--- Start of Records to process ---

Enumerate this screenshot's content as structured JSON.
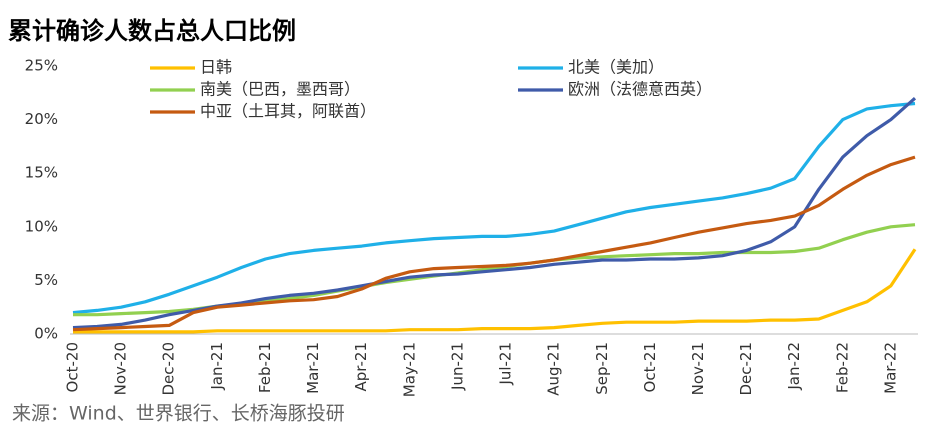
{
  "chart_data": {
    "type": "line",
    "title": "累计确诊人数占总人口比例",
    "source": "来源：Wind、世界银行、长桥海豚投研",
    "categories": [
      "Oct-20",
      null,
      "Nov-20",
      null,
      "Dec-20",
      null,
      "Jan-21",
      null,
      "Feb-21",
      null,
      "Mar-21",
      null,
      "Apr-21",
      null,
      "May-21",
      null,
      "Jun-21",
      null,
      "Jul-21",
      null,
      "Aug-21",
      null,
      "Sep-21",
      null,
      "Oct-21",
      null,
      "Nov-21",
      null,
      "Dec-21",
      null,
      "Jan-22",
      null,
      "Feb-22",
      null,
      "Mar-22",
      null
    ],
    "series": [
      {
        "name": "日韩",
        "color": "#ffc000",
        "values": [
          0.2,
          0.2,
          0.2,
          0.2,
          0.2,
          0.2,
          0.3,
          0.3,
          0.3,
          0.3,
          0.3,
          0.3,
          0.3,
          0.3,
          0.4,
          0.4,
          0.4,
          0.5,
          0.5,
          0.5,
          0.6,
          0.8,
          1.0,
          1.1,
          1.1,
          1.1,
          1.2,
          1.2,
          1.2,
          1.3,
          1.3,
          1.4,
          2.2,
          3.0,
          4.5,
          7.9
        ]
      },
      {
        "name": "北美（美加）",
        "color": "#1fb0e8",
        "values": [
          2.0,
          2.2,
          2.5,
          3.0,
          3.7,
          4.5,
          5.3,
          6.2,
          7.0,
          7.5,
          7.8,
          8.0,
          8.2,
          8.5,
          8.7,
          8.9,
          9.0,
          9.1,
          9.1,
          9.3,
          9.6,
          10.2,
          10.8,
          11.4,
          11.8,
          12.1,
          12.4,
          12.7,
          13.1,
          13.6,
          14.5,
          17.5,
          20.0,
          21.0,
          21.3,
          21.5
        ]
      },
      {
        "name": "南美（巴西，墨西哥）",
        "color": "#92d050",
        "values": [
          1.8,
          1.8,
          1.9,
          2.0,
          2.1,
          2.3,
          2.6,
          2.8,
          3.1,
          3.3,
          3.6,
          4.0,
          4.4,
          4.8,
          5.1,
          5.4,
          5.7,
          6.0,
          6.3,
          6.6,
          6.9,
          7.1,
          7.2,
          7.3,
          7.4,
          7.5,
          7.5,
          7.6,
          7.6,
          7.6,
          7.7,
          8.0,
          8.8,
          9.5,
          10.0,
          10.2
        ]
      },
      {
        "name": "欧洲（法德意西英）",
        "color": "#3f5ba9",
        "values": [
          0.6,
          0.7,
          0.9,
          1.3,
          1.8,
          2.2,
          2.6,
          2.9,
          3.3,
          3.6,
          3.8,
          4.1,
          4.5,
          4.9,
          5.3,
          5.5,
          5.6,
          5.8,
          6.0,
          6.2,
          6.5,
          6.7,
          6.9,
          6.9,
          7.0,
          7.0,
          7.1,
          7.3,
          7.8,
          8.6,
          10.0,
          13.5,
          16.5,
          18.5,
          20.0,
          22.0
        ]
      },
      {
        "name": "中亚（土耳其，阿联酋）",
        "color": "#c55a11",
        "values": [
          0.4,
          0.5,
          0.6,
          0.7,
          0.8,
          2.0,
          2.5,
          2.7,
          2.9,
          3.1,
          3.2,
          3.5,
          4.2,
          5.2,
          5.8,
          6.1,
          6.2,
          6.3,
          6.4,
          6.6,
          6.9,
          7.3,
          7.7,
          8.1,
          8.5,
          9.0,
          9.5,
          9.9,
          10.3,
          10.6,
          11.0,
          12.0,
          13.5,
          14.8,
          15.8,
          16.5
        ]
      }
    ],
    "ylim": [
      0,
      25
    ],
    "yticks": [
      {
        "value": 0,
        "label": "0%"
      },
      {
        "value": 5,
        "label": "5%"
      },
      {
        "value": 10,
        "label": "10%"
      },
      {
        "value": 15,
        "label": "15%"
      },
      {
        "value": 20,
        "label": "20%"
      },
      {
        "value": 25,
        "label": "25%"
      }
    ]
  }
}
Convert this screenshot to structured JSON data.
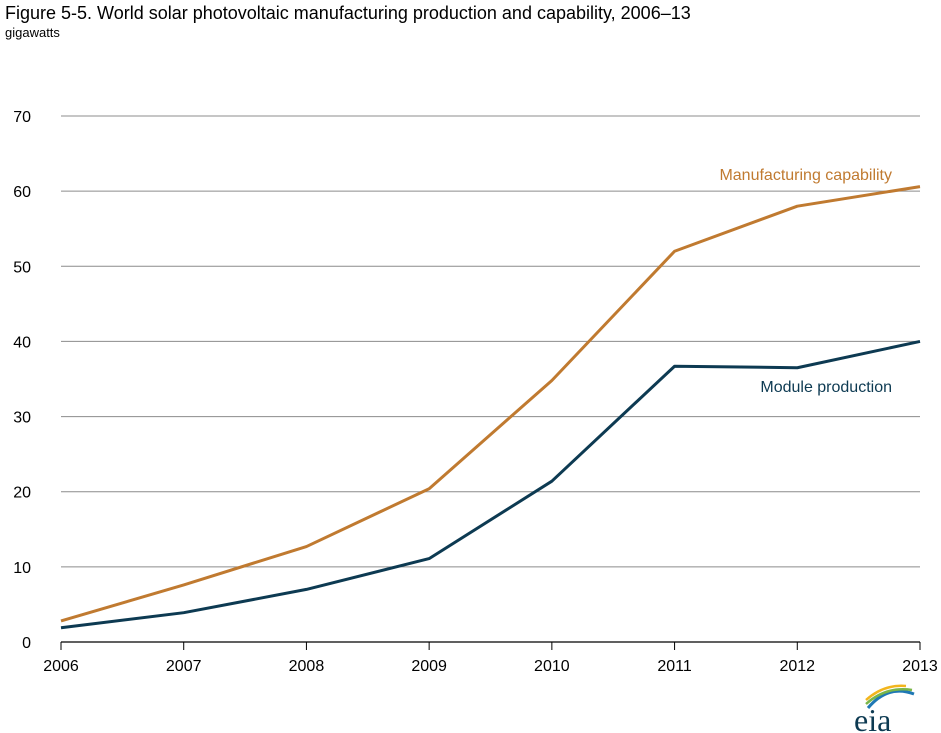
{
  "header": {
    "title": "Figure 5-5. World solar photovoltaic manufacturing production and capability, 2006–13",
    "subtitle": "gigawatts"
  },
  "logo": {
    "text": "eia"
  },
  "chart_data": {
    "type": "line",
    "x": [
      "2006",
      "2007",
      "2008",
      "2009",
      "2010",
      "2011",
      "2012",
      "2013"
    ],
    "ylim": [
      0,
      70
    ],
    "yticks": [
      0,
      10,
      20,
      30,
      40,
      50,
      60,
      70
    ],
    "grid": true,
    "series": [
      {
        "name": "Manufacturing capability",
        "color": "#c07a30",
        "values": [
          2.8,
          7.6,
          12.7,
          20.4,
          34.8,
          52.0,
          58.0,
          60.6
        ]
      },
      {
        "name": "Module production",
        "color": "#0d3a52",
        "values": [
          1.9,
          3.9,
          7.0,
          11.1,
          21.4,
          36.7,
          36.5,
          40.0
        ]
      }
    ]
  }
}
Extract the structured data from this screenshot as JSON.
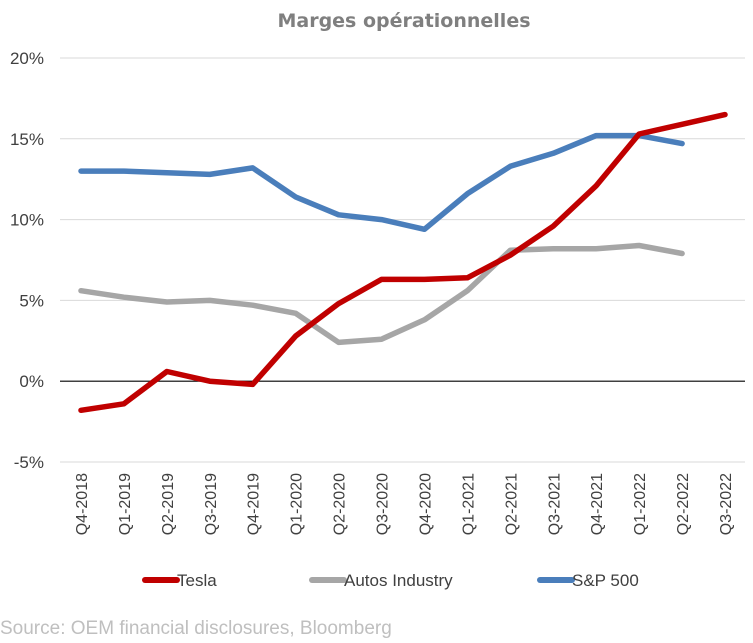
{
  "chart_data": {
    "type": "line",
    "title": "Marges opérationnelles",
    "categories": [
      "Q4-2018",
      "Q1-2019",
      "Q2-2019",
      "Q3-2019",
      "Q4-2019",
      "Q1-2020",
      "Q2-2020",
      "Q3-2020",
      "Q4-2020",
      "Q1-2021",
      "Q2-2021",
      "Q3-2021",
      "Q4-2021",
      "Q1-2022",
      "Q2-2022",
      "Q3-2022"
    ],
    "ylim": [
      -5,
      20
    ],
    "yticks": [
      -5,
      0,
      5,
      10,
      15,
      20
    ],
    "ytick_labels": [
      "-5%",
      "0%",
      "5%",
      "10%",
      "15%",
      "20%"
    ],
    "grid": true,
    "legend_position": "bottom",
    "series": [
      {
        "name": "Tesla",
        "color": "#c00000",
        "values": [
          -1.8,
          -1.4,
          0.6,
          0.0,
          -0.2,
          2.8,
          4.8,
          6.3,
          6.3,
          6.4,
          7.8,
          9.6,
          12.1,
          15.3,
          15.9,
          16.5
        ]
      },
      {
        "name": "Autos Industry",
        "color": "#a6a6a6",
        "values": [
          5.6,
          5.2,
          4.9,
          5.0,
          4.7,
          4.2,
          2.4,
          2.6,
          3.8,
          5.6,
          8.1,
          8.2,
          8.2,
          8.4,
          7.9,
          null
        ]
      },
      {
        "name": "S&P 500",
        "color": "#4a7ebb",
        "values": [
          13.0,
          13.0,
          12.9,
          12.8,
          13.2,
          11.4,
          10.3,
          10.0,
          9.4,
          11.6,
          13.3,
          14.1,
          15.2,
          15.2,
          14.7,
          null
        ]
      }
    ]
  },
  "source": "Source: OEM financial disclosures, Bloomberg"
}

--- End of Records to process ---

Given problem> Search the data above for the string "color" and return every line that has it.

Output below>
        "color": "#ffc000",
        "color": "#1fb0e8",
        "color": "#92d050",
        "color": "#3f5ba9",
        "color": "#c55a11",
        "color": "#c07a30",
        "color": "#0d3a52",
        "color": "#c00000",
        "color": "#a6a6a6",
        "color": "#4a7ebb",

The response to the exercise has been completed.